Look through the material below. Copy every line with the string "this" in it.

|---|

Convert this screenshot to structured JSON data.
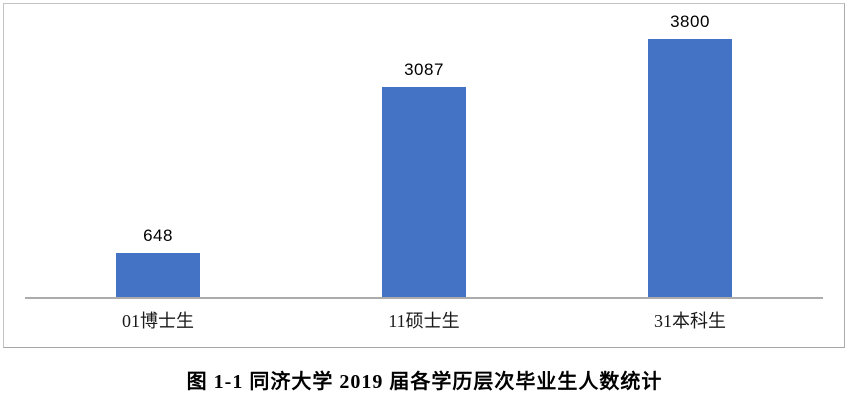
{
  "chart_data": {
    "type": "bar",
    "categories": [
      "01博士生",
      "11硕士生",
      "31本科生"
    ],
    "values": [
      648,
      3087,
      3800
    ],
    "data_labels": [
      "648",
      "3087",
      "3800"
    ],
    "title": "",
    "xlabel": "",
    "ylabel": "",
    "ylim": [
      0,
      4000
    ],
    "grid": false,
    "legend": "none",
    "bar_color": "#4472C4",
    "axis_line_color": "#ababab",
    "frame_border_color": "#c3c3c3"
  },
  "caption": "图 1-1 同济大学 2019 届各学历层次毕业生人数统计"
}
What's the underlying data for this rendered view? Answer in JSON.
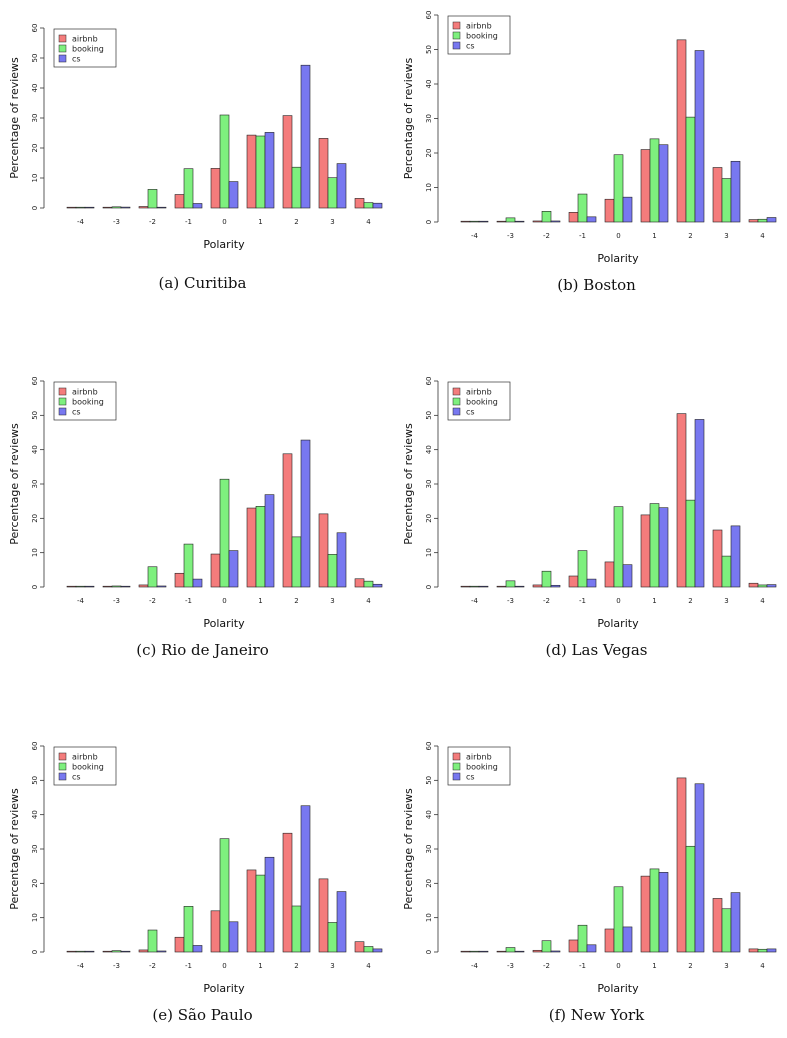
{
  "colors": {
    "airbnb": "#f47c7c",
    "booking": "#7ef07e",
    "cs": "#7878f0"
  },
  "chart_data": [
    {
      "type": "bar",
      "caption": "(a) Curitiba",
      "categories": [
        "-4",
        "-3",
        "-2",
        "-1",
        "0",
        "1",
        "2",
        "3",
        "4"
      ],
      "xlabel": "Polarity",
      "ylabel": "Percentage of reviews",
      "ylim": [
        0,
        60
      ],
      "yticks": [
        "0",
        "10",
        "20",
        "30",
        "40",
        "50",
        "60"
      ],
      "legend_position": "top-left",
      "series": [
        {
          "name": "airbnb",
          "values": [
            0.1,
            0.2,
            0.5,
            4.5,
            13.2,
            24.3,
            30.8,
            23.2,
            3.2
          ]
        },
        {
          "name": "booking",
          "values": [
            0.1,
            0.4,
            6.2,
            13.1,
            31.0,
            24.0,
            13.6,
            10.1,
            1.8
          ]
        },
        {
          "name": "cs",
          "values": [
            0.1,
            0.3,
            0.2,
            1.5,
            8.8,
            25.2,
            47.6,
            14.8,
            1.6
          ]
        }
      ]
    },
    {
      "type": "bar",
      "caption": "(b) Boston",
      "categories": [
        "-4",
        "-3",
        "-2",
        "-1",
        "0",
        "1",
        "2",
        "3",
        "4"
      ],
      "xlabel": "Polarity",
      "ylabel": "Percentage of reviews",
      "ylim": [
        0,
        60
      ],
      "yticks": [
        "0",
        "10",
        "20",
        "30",
        "40",
        "50",
        "60"
      ],
      "legend_position": "top-left",
      "series": [
        {
          "name": "airbnb",
          "values": [
            0.1,
            0.2,
            0.3,
            2.8,
            6.6,
            21.0,
            52.8,
            15.8,
            0.7
          ]
        },
        {
          "name": "booking",
          "values": [
            0.1,
            1.2,
            3.1,
            8.1,
            19.5,
            24.1,
            30.4,
            12.6,
            0.8
          ]
        },
        {
          "name": "cs",
          "values": [
            0.1,
            0.1,
            0.3,
            1.5,
            7.2,
            22.4,
            49.7,
            17.6,
            1.3
          ]
        }
      ]
    },
    {
      "type": "bar",
      "caption": "(c) Rio de Janeiro",
      "categories": [
        "-4",
        "-3",
        "-2",
        "-1",
        "0",
        "1",
        "2",
        "3",
        "4"
      ],
      "xlabel": "Polarity",
      "ylabel": "Percentage of reviews",
      "ylim": [
        0,
        60
      ],
      "yticks": [
        "0",
        "10",
        "20",
        "30",
        "40",
        "50",
        "60"
      ],
      "legend_position": "top-left",
      "series": [
        {
          "name": "airbnb",
          "values": [
            0.1,
            0.2,
            0.6,
            4.0,
            9.6,
            23.0,
            38.8,
            21.3,
            2.4
          ]
        },
        {
          "name": "booking",
          "values": [
            0.1,
            0.3,
            5.9,
            12.5,
            31.4,
            23.5,
            14.6,
            9.5,
            1.7
          ]
        },
        {
          "name": "cs",
          "values": [
            0.1,
            0.2,
            0.3,
            2.3,
            10.6,
            26.9,
            42.8,
            15.8,
            0.8
          ]
        }
      ]
    },
    {
      "type": "bar",
      "caption": "(d) Las Vegas",
      "categories": [
        "-4",
        "-3",
        "-2",
        "-1",
        "0",
        "1",
        "2",
        "3",
        "4"
      ],
      "xlabel": "Polarity",
      "ylabel": "Percentage of reviews",
      "ylim": [
        0,
        60
      ],
      "yticks": [
        "0",
        "10",
        "20",
        "30",
        "40",
        "50",
        "60"
      ],
      "legend_position": "top-left",
      "series": [
        {
          "name": "airbnb",
          "values": [
            0.1,
            0.2,
            0.6,
            3.2,
            7.3,
            21.0,
            50.5,
            16.6,
            1.1
          ]
        },
        {
          "name": "booking",
          "values": [
            0.1,
            1.8,
            4.6,
            10.6,
            23.4,
            24.3,
            25.3,
            9.0,
            0.6
          ]
        },
        {
          "name": "cs",
          "values": [
            0.1,
            0.2,
            0.5,
            2.3,
            6.5,
            23.1,
            48.8,
            17.8,
            0.7
          ]
        }
      ]
    },
    {
      "type": "bar",
      "caption": "(e) São Paulo",
      "categories": [
        "-4",
        "-3",
        "-2",
        "-1",
        "0",
        "1",
        "2",
        "3",
        "4"
      ],
      "xlabel": "Polarity",
      "ylabel": "Percentage of reviews",
      "ylim": [
        0,
        60
      ],
      "yticks": [
        "0",
        "10",
        "20",
        "30",
        "40",
        "50",
        "60"
      ],
      "legend_position": "top-left",
      "series": [
        {
          "name": "airbnb",
          "values": [
            0.1,
            0.2,
            0.6,
            4.3,
            12.0,
            23.9,
            34.6,
            21.3,
            3.0
          ]
        },
        {
          "name": "booking",
          "values": [
            0.1,
            0.4,
            6.4,
            13.3,
            33.0,
            22.4,
            13.4,
            8.6,
            1.6
          ]
        },
        {
          "name": "cs",
          "values": [
            0.1,
            0.2,
            0.3,
            1.9,
            8.8,
            27.6,
            42.6,
            17.6,
            0.9
          ]
        }
      ]
    },
    {
      "type": "bar",
      "caption": "(f) New York",
      "categories": [
        "-4",
        "-3",
        "-2",
        "-1",
        "0",
        "1",
        "2",
        "3",
        "4"
      ],
      "xlabel": "Polarity",
      "ylabel": "Percentage of reviews",
      "ylim": [
        0,
        60
      ],
      "yticks": [
        "0",
        "10",
        "20",
        "30",
        "40",
        "50",
        "60"
      ],
      "legend_position": "top-left",
      "series": [
        {
          "name": "airbnb",
          "values": [
            0.1,
            0.2,
            0.5,
            3.5,
            6.7,
            22.1,
            50.7,
            15.6,
            0.9
          ]
        },
        {
          "name": "booking",
          "values": [
            0.1,
            1.3,
            3.3,
            7.8,
            19.0,
            24.2,
            30.8,
            12.6,
            0.8
          ]
        },
        {
          "name": "cs",
          "values": [
            0.1,
            0.1,
            0.3,
            2.1,
            7.3,
            23.2,
            49.0,
            17.3,
            0.9
          ]
        }
      ]
    }
  ]
}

|---|

■ Expected answer ■
Convert this screenshot to structured JSON data.
What's the underlying data for this rendered view? Answer in JSON.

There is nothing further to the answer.